# start of RECORD LIST
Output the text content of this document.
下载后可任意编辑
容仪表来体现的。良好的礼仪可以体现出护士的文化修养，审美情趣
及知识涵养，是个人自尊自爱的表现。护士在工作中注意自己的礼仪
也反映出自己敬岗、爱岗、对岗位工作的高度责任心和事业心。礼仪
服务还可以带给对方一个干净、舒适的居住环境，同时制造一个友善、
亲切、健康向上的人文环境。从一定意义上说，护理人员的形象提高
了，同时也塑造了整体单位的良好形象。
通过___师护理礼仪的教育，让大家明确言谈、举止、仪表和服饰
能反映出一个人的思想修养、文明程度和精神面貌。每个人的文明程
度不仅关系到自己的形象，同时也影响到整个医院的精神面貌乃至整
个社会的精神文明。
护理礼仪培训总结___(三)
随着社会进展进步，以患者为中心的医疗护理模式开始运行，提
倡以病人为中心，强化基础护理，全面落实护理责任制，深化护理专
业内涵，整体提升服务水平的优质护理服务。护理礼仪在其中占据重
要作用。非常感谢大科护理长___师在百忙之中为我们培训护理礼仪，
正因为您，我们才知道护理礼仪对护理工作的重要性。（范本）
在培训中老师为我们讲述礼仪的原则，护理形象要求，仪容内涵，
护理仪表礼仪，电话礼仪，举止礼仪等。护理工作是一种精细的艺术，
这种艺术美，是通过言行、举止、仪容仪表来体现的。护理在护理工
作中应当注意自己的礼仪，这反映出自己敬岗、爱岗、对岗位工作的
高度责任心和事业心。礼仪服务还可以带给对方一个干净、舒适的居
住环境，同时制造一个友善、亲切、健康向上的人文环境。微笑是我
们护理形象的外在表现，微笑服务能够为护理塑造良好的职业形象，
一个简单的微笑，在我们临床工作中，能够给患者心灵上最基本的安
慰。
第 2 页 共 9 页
# end of RECORD LIST
- _PROBLEM_: From the data above, copy each line that holds "同时制造一个友善".

- _FULL RESPONSE_:
服务还可以带给对方一个干净、舒适的居住环境，同时制造一个友善、
住环境，同时制造一个友善、亲切、健康向上的人文环境。微笑是我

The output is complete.